What is expected:
Transcribe the records below exactly, leaving out any pictures.
__________
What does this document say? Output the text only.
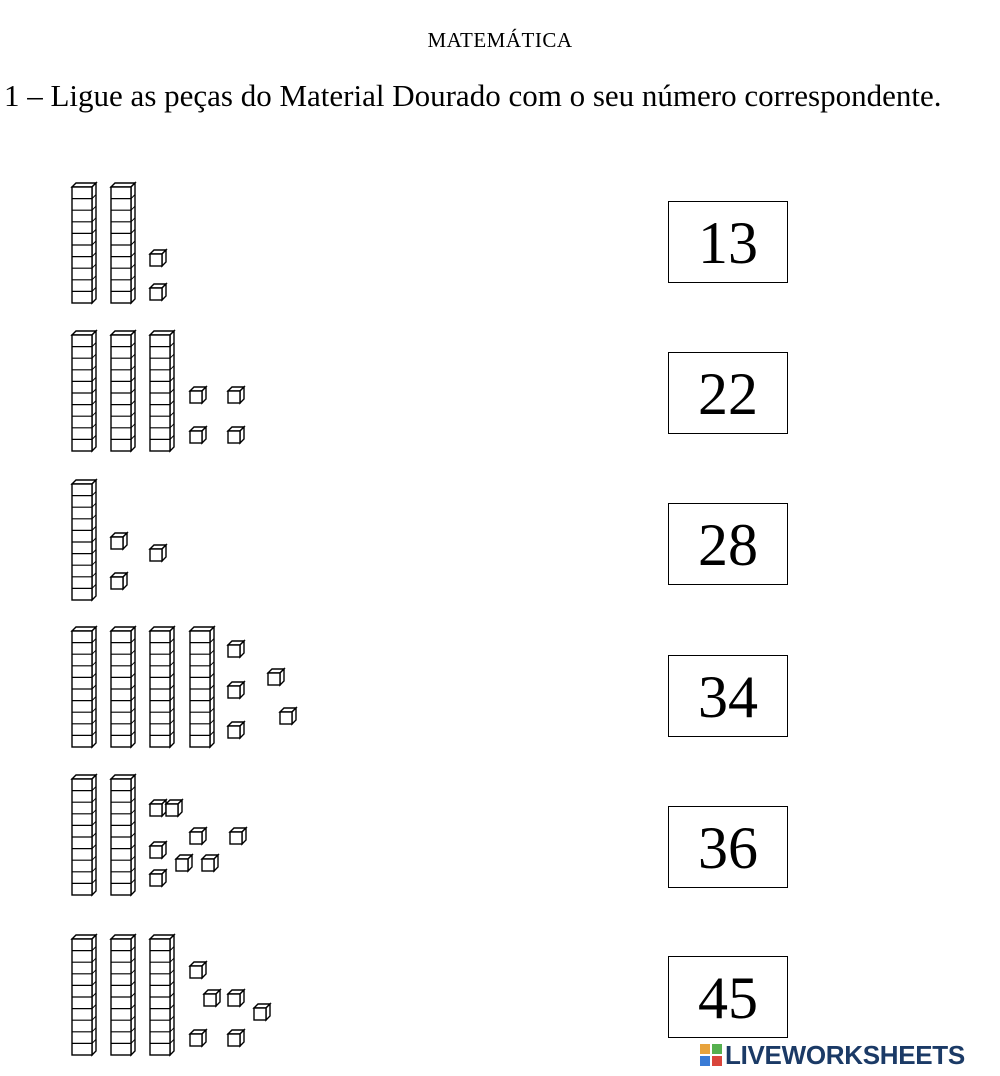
MATEMÁTICA
1 – Ligue as peças do Material Dourado com o seu número correspondente.
13
22
28
34
36
45
LIVEWORKSHEETS
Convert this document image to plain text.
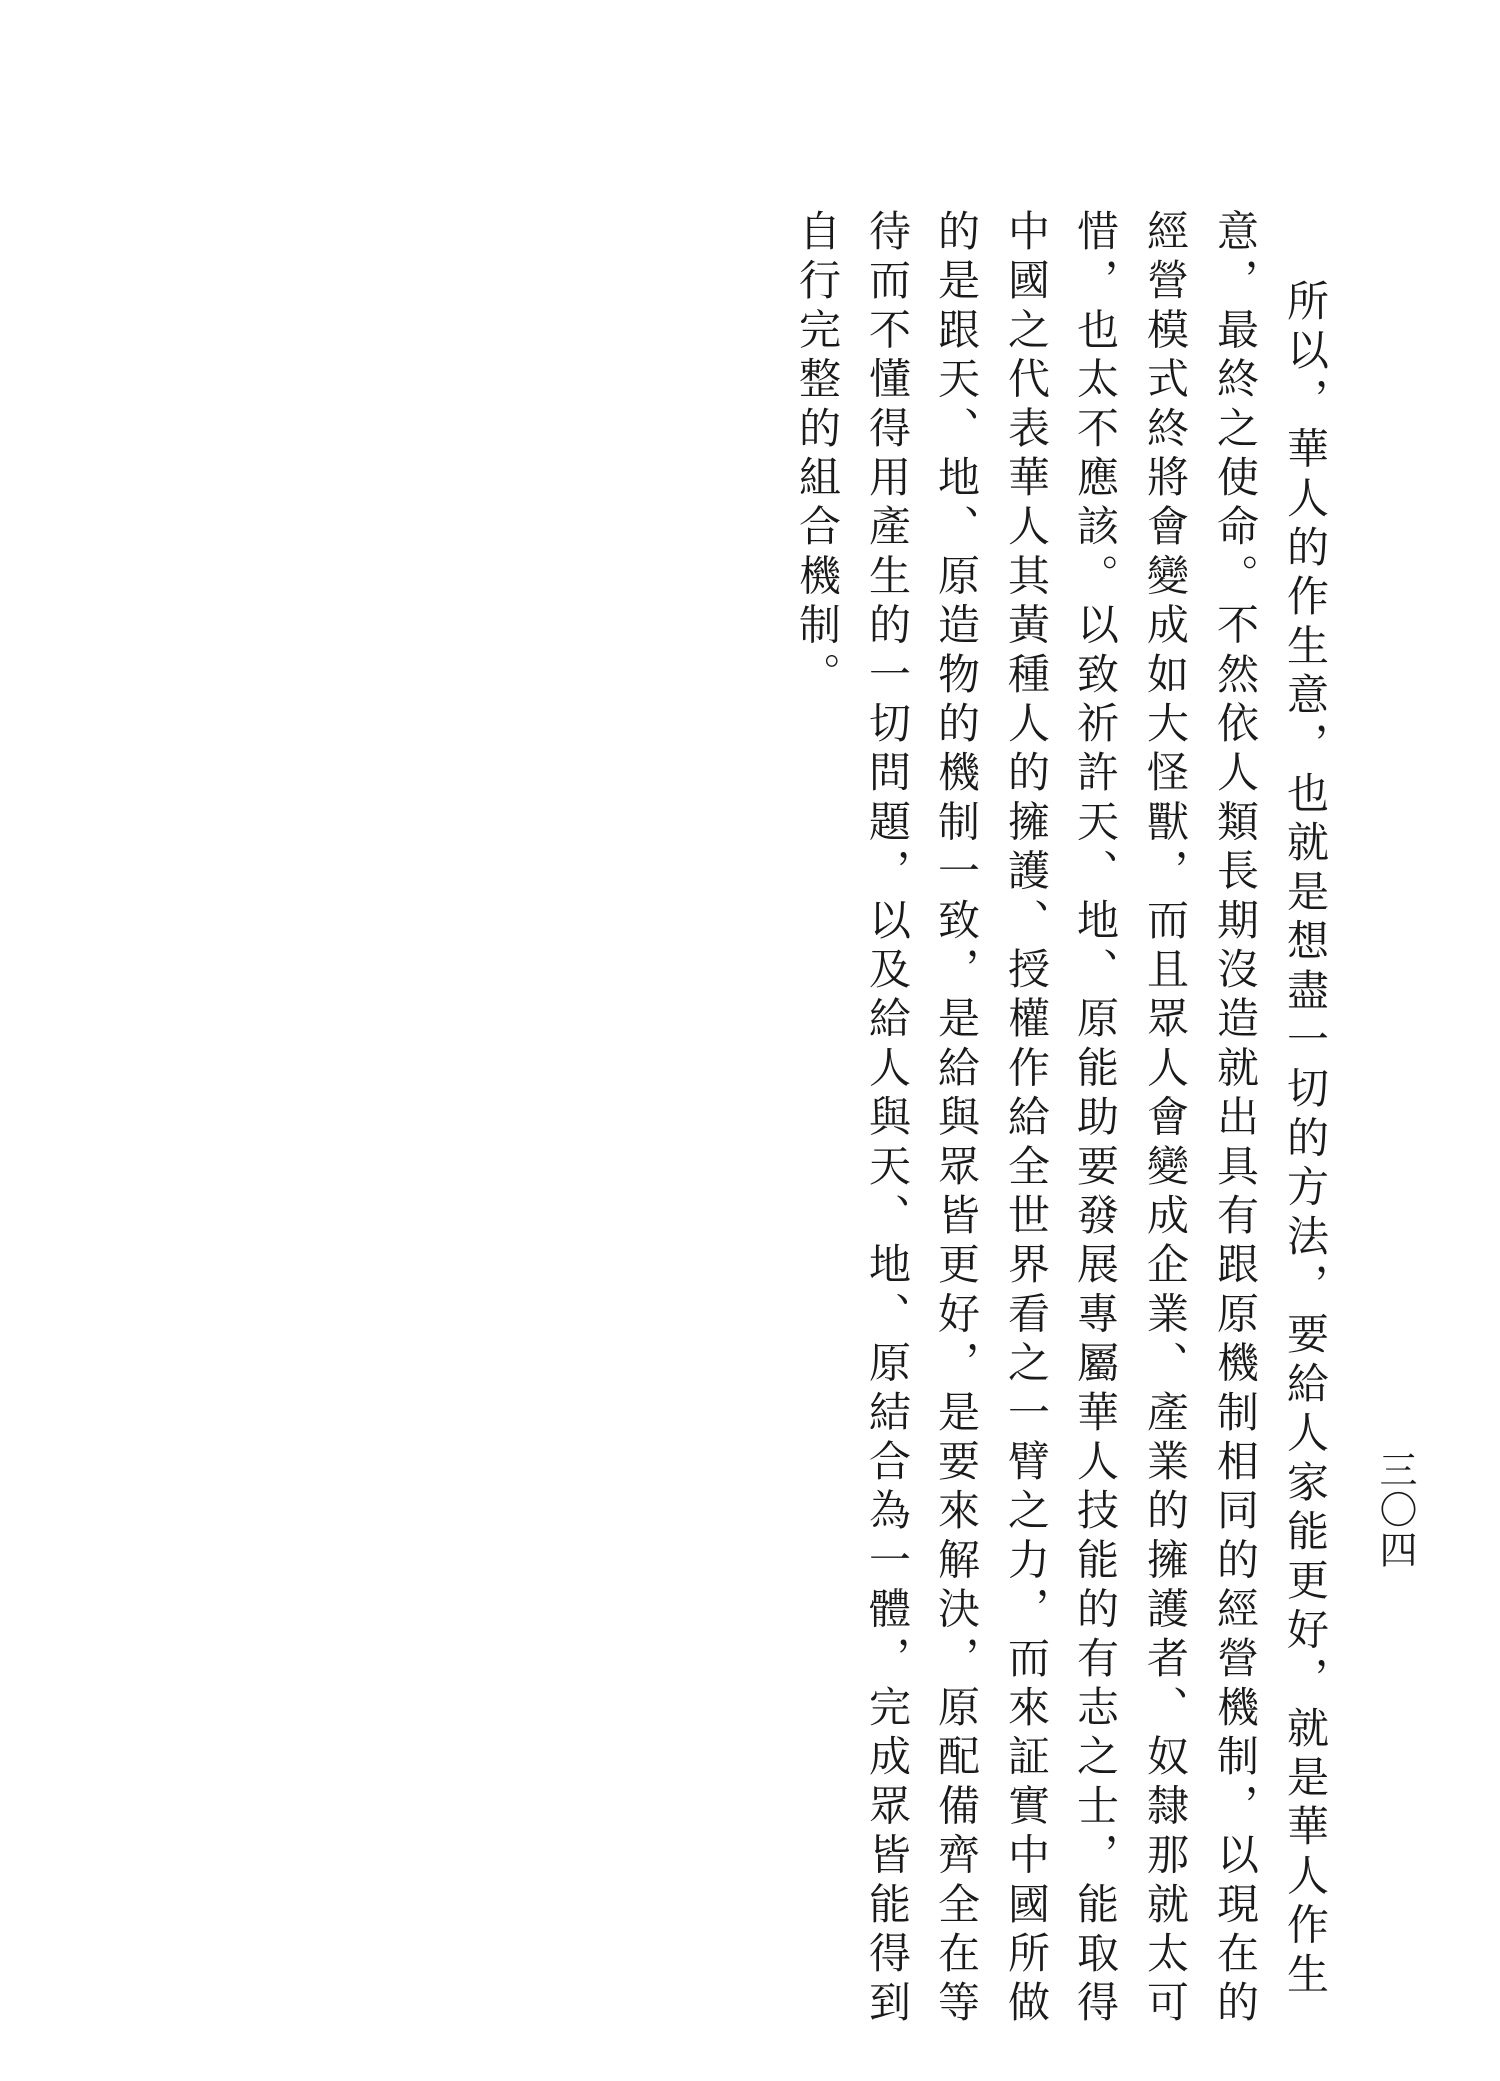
三〇四

所以，華人的作生意，也就是想盡一切的方法，要給人家能更好，就是華人作生

意，最終之使命。不然依人類長期沒造就出具有跟原機制相同的經營機制，以現在的

經營模式終將會變成如大怪獸，而且眾人會變成企業、產業的擁護者、奴隸那就太可

惜，也太不應該。以致祈許天、地、原能助要發展專屬華人技能的有志之士，能取得

中國之代表華人其黃種人的擁護、授權作給全世界看之一臂之力，而來証實中國所做

的是跟天、地、原造物的機制一致，是給與眾皆更好，是要來解決，原配備齊全在等

待而不懂得用產生的一切問題，以及給人與天、地、原結合為一體，完成眾皆能得到

自行完整的組合機制。
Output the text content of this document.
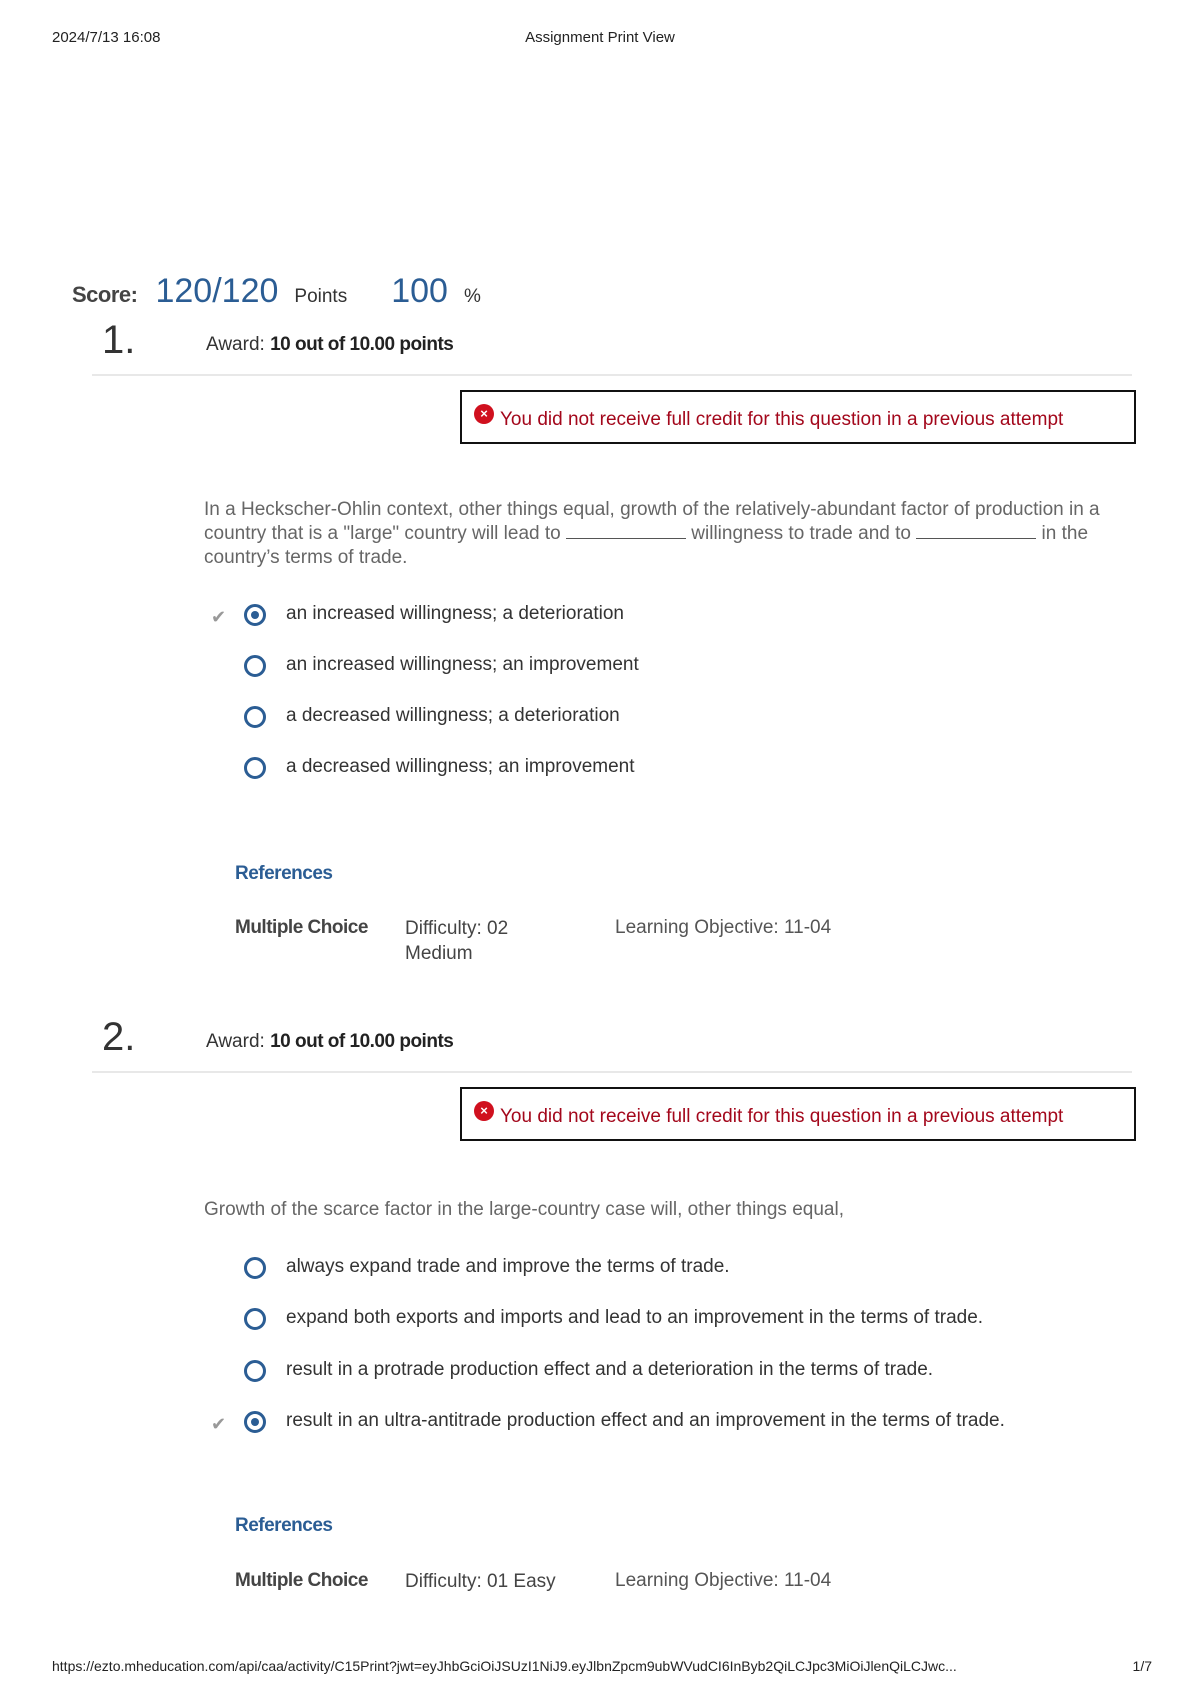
2024/7/13 16:08	Assignment Print View
Score: 120/120 Points 100 %
1.	Award: 10 out of 10.00 points
× You did not receive full credit for this question in a previous attempt
In a Heckscher-Ohlin context, other things equal, growth of the relatively-abundant factor of production in a country that is a "large" country will lead to	willingness to trade and to	in the country’s terms of trade.
✔	an increased willingness; a deterioration
an increased willingness; an improvement
a decreased willingness; a deterioration
a decreased willingness; an improvement
References
Multiple Choice Difficulty: 02
Medium
Learning Objective: 11-04
2.	Award: 10 out of 10.00 points
× You did not receive full credit for this question in a previous attempt
Growth of the scarce factor in the large-country case will, other things equal,
always expand trade and improve the terms of trade.
expand both exports and imports and lead to an improvement in the terms of trade.
result in a protrade production effect and a deterioration in the terms of trade.
✔	result in an ultra-antitrade production effect and an improvement in the terms of trade.
References
Multiple Choice Difficulty: 01 Easy	Learning Objective: 11-04
https://ezto.mheducation.com/api/caa/activity/C15Print?jwt=eyJhbGciOiJSUzI1NiJ9.eyJlbnZpcm9ubWVudCI6InByb2QiLCJpc3MiOiJlenQiLCJwc...	1/7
__________
Full solution:
What does this document say? Output the text only.
MATEMÁTICA
1 – Ligue as peças do Material Dourado com o seu número correspondente.
13
22
28
34
36
45
LIVEWORKSHEETS
Convert this document image to plain text.
三〇四

所以，華人的作生意，也就是想盡一切的方法，要給人家能更好，就是華人作生

意，最終之使命。不然依人類長期沒造就出具有跟原機制相同的經營機制，以現在的

經營模式終將會變成如大怪獸，而且眾人會變成企業、產業的擁護者、奴隸那就太可

惜，也太不應該。以致祈許天、地、原能助要發展專屬華人技能的有志之士，能取得

中國之代表華人其黃種人的擁護、授權作給全世界看之一臂之力，而來証實中國所做

的是跟天、地、原造物的機制一致，是給與眾皆更好，是要來解決，原配備齊全在等

待而不懂得用產生的一切問題，以及給人與天、地、原結合為一體，完成眾皆能得到

自行完整的組合機制。
Output the text content of this document.
2024/7/13 16:08	Assignment Print View
Score: 120/120 Points 100 %
1.	Award: 10 out of 10.00 points
× You did not receive full credit for this question in a previous attempt
In a Heckscher-Ohlin context, other things equal, growth of the relatively-abundant factor of production in a country that is a "large" country will lead to	willingness to trade and to	in the country’s terms of trade.
✔	an increased willingness; a deterioration
an increased willingness; an improvement
a decreased willingness; a deterioration
a decreased willingness; an improvement
References
Multiple Choice Difficulty: 02
Medium
Learning Objective: 11-04
2.	Award: 10 out of 10.00 points
× You did not receive full credit for this question in a previous attempt
Growth of the scarce factor in the large-country case will, other things equal,
always expand trade and improve the terms of trade.
expand both exports and imports and lead to an improvement in the terms of trade.
result in a protrade production effect and a deterioration in the terms of trade.
✔	result in an ultra-antitrade production effect and an improvement in the terms of trade.
References
Multiple Choice Difficulty: 01 Easy	Learning Objective: 11-04
https://ezto.mheducation.com/api/caa/activity/C15Print?jwt=eyJhbGciOiJSUzI1NiJ9.eyJlbnZpcm9ubWVudCI6InByb2QiLCJpc3MiOiJlenQiLCJwc...	1/7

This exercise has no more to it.